▸ Records to process:
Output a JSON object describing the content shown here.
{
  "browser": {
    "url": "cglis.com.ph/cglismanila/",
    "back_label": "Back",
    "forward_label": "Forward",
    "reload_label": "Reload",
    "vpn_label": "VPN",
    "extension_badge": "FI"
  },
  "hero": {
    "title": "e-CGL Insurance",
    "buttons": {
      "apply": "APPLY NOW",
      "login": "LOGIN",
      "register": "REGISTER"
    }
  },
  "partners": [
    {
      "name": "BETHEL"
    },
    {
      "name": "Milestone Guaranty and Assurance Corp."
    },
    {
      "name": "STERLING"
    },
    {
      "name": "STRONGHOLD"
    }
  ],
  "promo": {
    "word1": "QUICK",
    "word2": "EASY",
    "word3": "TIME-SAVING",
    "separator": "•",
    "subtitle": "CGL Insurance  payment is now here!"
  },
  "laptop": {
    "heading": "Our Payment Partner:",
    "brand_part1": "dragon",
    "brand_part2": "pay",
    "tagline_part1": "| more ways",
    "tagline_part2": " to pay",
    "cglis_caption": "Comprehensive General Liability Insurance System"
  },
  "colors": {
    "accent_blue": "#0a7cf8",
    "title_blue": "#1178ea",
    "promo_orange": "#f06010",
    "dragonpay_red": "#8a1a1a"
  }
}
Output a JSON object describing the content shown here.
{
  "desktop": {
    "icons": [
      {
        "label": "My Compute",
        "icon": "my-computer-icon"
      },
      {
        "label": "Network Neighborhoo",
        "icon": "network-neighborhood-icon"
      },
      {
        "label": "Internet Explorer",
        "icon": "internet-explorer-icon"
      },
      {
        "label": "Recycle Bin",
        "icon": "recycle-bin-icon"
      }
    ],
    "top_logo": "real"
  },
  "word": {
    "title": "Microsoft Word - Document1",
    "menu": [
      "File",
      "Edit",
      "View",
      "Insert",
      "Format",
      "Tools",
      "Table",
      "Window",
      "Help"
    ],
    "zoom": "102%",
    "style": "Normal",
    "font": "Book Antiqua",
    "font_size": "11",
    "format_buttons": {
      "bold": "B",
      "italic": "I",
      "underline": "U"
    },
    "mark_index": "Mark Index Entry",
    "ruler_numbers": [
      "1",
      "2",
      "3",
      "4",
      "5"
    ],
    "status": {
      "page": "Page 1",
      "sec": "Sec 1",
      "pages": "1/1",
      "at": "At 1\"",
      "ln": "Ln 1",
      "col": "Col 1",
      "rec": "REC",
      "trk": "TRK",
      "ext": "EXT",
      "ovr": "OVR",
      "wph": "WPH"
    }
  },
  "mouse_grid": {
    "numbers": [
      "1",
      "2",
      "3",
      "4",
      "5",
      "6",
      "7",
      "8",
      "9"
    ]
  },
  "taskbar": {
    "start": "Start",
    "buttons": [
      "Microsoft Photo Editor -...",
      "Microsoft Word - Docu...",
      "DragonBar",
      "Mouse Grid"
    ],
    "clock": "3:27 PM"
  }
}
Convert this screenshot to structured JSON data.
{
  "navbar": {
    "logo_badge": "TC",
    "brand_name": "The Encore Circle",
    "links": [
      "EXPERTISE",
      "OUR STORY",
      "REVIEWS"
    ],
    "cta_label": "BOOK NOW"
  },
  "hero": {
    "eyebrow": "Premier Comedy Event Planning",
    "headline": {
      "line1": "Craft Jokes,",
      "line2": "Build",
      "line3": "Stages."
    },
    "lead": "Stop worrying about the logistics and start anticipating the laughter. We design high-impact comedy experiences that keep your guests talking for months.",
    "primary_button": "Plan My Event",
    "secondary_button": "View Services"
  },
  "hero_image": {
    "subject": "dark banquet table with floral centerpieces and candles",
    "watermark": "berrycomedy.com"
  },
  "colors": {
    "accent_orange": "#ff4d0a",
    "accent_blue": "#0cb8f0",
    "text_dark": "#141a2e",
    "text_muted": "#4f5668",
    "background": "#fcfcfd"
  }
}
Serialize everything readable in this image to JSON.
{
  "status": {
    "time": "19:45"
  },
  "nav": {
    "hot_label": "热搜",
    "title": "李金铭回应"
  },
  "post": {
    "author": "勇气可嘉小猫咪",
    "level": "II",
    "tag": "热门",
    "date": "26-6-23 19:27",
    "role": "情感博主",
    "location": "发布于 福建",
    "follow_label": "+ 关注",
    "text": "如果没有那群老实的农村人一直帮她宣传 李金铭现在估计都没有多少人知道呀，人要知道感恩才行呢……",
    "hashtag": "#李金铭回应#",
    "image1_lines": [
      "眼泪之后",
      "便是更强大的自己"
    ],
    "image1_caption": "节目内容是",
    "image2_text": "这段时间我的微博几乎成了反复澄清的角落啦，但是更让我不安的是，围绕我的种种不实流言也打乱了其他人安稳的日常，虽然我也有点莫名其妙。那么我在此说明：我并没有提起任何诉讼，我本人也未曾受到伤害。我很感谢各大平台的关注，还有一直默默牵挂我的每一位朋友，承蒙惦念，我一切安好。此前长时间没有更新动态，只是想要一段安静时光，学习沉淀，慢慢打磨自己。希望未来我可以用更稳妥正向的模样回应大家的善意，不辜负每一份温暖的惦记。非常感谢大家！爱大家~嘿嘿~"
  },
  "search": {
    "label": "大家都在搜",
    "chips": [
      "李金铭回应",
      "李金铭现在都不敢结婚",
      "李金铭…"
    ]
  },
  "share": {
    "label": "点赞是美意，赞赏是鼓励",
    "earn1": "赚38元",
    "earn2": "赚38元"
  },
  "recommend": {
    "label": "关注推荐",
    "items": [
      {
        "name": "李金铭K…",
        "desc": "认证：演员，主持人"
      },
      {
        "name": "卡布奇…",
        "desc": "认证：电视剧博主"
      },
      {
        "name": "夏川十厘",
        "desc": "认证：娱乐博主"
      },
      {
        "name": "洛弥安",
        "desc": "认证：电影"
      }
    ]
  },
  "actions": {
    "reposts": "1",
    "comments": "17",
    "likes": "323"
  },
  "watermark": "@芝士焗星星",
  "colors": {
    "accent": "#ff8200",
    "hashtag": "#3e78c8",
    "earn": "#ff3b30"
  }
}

▸ Stated problem: Look through the data above. Copy every line with the string "watermark" in it.

▸ Task answer:
    "watermark": "berrycomedy.com"
  "watermark": "@芝士焗星星",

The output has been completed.